PROVIDED RECORDS:
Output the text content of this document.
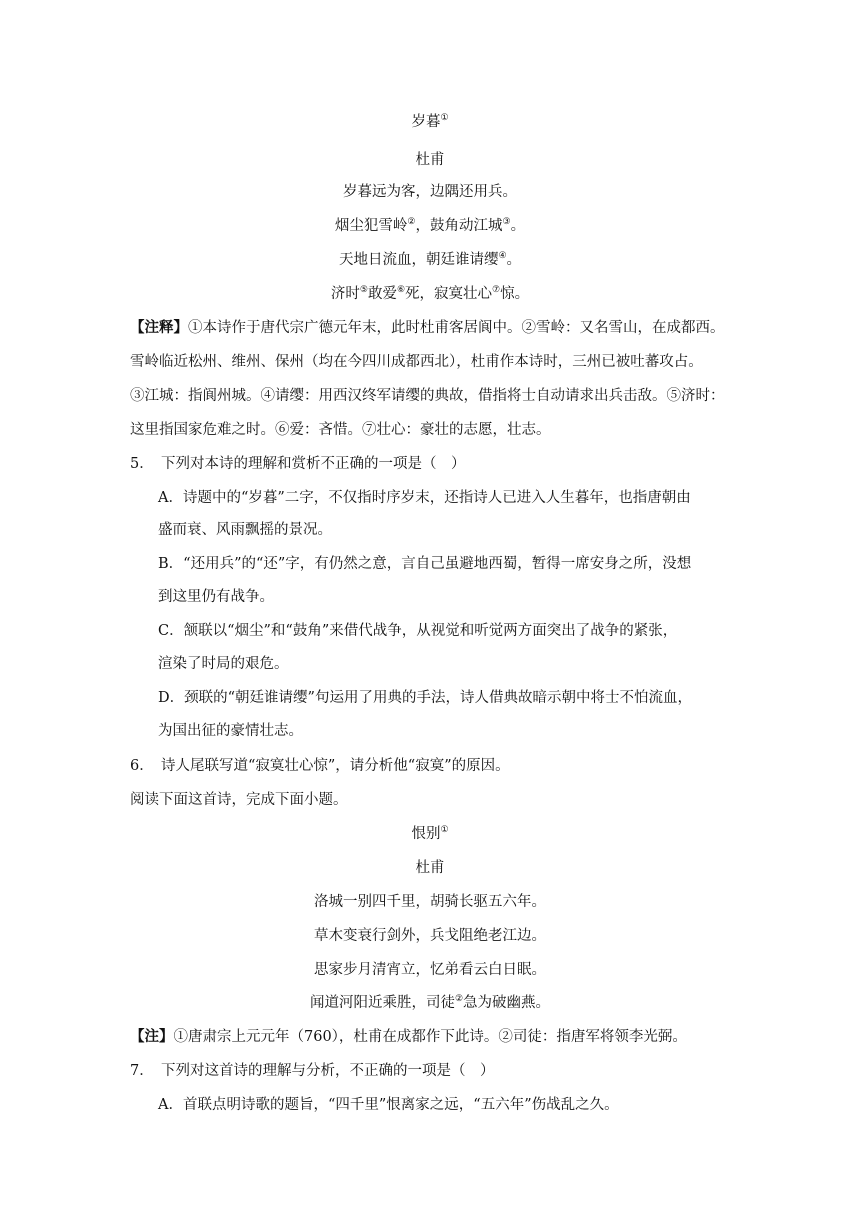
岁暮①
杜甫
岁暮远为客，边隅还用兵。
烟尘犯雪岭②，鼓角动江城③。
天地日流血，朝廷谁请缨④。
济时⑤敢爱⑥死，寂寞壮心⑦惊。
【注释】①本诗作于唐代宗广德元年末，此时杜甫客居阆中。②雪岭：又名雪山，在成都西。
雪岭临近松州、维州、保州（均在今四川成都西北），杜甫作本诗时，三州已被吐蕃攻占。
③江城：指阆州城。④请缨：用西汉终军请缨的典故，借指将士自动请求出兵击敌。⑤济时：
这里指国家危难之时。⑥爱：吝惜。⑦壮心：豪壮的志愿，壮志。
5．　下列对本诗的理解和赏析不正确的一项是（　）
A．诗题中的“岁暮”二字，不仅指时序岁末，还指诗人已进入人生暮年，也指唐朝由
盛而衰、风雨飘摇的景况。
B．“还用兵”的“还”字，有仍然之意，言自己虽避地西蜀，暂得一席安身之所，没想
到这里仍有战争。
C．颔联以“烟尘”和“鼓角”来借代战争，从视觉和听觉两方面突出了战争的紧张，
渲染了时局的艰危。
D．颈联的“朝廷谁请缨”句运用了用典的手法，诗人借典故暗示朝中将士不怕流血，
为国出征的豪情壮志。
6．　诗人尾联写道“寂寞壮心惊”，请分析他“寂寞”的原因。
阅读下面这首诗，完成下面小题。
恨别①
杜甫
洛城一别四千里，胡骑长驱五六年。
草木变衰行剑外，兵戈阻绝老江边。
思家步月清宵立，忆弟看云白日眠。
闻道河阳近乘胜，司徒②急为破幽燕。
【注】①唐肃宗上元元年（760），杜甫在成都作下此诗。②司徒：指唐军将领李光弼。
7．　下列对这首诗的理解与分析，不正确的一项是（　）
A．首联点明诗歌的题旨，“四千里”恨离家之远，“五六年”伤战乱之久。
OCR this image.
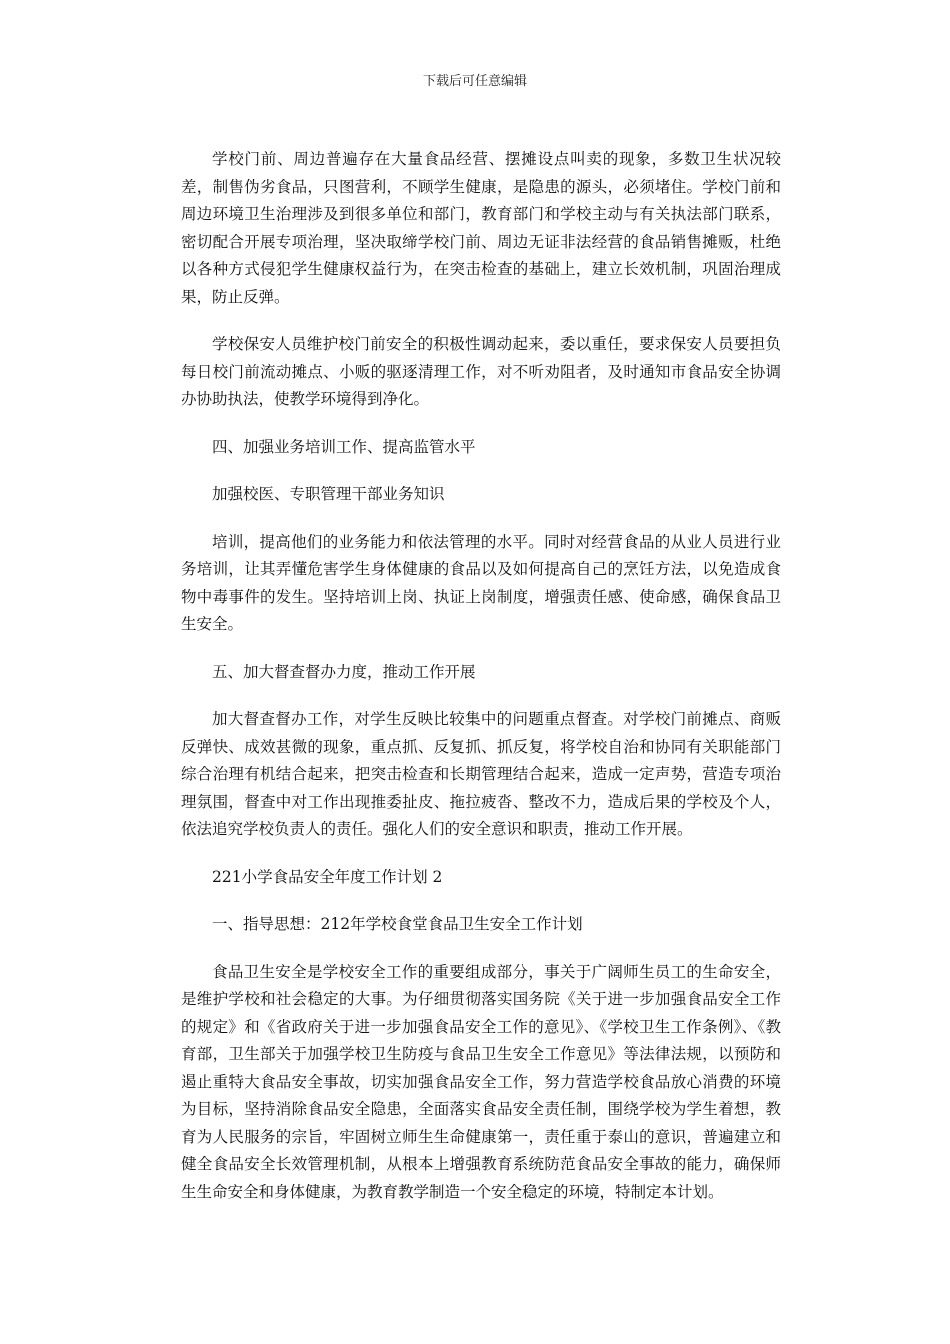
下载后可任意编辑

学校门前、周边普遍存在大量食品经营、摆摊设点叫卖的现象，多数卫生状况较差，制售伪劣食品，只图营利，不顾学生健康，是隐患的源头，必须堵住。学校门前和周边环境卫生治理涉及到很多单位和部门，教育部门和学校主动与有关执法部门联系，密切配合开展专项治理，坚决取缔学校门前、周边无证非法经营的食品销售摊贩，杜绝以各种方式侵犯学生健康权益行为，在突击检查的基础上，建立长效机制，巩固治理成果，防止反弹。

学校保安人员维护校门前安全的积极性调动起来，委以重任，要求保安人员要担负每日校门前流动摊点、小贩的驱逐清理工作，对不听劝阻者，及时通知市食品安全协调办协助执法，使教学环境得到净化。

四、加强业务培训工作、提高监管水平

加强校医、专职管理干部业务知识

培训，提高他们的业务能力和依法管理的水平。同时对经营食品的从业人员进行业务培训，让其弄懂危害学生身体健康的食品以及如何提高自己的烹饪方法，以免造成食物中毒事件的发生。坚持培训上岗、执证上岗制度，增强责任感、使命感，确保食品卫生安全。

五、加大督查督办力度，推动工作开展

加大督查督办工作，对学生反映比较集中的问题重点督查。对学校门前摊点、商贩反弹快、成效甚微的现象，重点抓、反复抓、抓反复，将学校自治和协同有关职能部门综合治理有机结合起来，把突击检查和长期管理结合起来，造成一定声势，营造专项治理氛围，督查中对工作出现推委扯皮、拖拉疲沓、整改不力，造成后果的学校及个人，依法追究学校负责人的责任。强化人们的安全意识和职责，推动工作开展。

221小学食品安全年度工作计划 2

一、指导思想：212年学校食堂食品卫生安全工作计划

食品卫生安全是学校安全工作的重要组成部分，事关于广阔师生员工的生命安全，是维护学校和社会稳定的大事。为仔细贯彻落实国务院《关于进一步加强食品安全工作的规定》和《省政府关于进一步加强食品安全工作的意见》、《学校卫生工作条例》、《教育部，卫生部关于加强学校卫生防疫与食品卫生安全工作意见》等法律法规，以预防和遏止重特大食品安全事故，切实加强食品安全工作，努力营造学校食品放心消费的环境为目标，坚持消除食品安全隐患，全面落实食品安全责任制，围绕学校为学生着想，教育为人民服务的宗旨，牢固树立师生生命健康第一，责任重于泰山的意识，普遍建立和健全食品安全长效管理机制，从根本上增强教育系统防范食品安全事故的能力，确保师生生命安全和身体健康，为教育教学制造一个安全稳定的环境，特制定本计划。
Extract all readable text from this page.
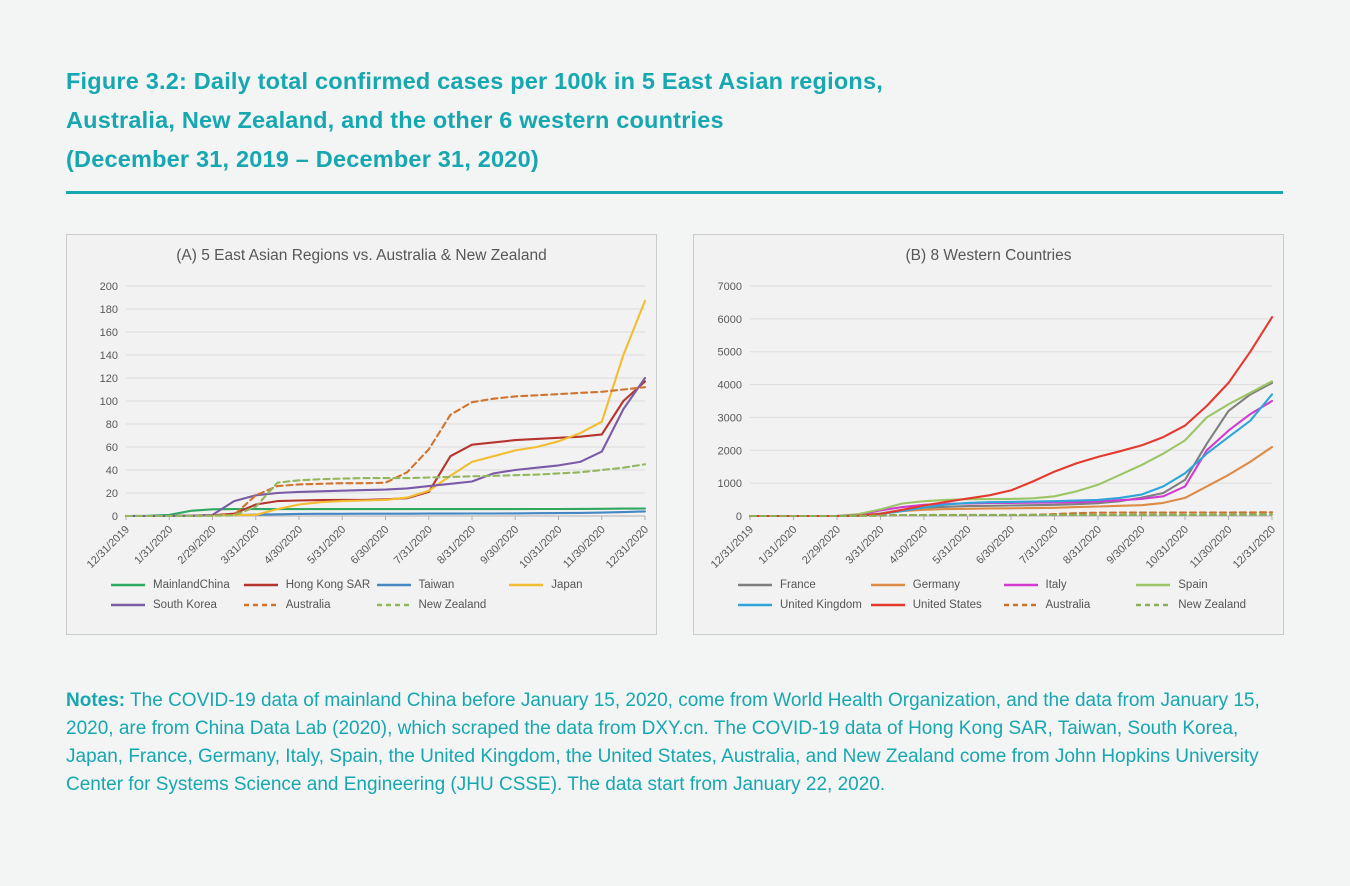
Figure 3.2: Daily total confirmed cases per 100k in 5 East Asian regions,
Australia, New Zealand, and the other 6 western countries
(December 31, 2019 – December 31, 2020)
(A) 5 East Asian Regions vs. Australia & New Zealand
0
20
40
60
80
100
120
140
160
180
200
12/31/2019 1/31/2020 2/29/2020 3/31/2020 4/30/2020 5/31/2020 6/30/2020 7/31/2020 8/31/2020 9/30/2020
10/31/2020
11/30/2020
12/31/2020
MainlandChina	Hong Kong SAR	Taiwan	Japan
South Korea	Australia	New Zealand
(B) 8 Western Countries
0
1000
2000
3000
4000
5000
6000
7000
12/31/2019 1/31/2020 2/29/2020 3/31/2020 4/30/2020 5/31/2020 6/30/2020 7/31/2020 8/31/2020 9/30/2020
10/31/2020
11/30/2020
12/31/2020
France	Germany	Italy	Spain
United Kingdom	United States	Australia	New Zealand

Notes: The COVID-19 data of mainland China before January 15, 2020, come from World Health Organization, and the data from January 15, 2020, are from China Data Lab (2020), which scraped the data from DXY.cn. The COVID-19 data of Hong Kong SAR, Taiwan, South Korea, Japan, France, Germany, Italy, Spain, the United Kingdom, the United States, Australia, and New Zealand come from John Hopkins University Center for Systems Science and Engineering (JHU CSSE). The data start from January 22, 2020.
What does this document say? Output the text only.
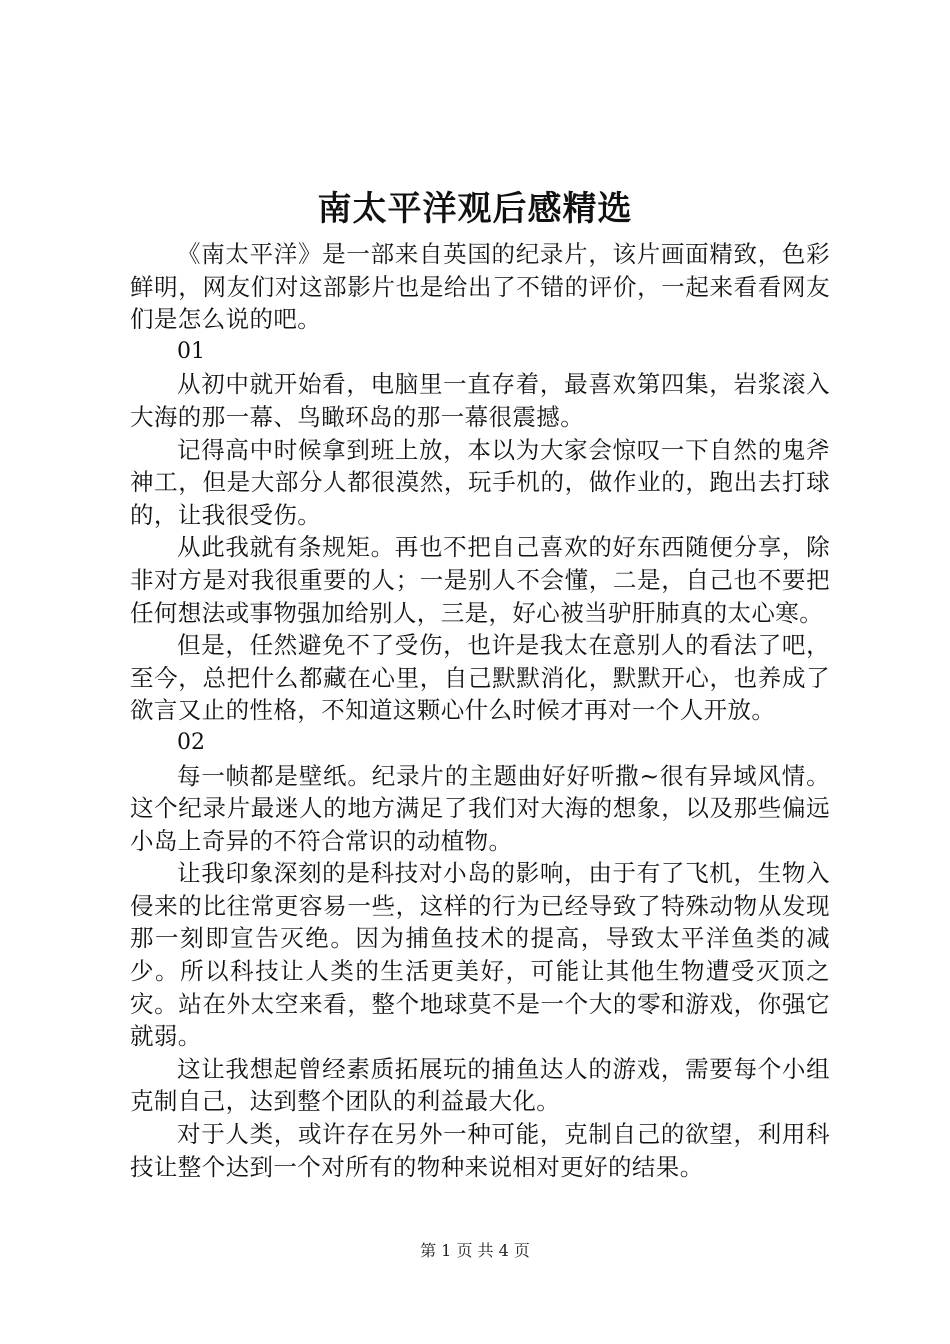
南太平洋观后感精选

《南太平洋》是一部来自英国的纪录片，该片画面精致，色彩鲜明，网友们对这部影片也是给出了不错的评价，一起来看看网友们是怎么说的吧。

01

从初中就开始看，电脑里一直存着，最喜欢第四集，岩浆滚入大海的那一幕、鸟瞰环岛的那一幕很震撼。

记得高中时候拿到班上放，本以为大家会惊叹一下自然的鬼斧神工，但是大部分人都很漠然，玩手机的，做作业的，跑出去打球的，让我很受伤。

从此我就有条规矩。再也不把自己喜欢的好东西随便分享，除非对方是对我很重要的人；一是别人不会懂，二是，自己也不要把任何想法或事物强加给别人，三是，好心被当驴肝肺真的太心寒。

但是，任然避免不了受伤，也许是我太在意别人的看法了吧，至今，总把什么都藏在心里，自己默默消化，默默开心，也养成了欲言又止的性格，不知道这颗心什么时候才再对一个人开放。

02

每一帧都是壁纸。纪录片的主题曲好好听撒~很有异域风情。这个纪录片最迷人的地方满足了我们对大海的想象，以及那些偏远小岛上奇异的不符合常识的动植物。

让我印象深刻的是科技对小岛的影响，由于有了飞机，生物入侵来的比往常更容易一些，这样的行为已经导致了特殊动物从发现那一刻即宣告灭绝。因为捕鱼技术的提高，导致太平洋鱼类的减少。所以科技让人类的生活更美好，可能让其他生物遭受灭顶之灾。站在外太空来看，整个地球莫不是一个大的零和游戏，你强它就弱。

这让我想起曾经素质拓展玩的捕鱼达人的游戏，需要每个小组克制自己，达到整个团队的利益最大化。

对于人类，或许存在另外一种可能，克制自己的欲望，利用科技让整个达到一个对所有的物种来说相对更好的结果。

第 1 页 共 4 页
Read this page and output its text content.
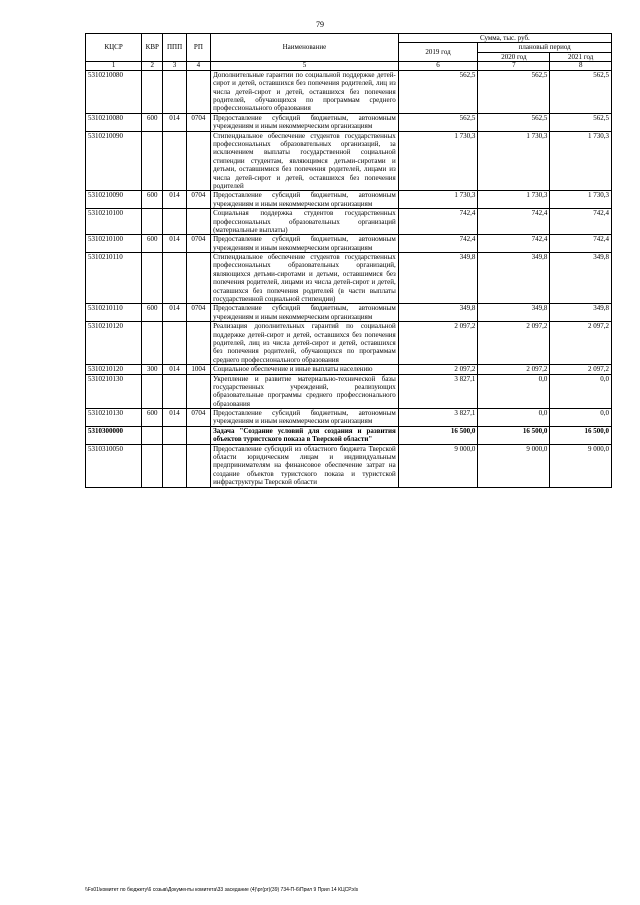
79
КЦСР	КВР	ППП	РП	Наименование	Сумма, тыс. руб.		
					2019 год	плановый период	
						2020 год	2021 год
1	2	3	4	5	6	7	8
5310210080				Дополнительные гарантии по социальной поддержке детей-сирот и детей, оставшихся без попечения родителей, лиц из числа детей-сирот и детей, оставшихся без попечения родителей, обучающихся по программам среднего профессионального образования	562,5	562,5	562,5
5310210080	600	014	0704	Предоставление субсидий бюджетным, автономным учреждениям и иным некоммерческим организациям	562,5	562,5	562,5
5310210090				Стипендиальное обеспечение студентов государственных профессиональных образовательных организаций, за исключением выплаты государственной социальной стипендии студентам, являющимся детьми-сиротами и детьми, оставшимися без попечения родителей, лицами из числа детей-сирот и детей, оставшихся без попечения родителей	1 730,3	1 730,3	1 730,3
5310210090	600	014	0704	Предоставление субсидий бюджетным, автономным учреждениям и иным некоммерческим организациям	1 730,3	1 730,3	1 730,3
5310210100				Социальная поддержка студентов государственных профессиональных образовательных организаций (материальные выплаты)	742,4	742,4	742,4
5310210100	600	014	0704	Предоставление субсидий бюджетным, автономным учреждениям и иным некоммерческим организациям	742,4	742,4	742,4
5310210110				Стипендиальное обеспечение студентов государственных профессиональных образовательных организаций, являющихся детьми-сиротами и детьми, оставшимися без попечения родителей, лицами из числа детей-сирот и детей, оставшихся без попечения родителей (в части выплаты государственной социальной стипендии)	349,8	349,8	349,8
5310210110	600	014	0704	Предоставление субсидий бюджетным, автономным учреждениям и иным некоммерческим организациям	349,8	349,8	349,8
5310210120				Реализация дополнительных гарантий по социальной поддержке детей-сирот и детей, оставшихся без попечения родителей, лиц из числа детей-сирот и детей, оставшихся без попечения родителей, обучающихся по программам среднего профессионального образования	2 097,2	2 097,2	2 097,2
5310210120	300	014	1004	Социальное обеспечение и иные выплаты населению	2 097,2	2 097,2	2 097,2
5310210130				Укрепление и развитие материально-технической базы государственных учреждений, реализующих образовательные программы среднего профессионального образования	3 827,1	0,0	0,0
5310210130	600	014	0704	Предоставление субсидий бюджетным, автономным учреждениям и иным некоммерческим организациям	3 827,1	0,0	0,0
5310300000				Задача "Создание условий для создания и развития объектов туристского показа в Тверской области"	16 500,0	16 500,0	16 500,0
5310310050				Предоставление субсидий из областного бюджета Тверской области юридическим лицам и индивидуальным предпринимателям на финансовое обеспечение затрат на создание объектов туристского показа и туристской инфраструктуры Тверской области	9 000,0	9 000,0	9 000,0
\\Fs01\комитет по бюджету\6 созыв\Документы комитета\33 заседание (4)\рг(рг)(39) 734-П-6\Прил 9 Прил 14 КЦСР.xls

DIRECTIONS FOR THIS TASK:
Gather from the entries above all lines that include the string "document".

EXERCISE RESPONSE:
Output the text content of this document.
What does this document say? Output the text only.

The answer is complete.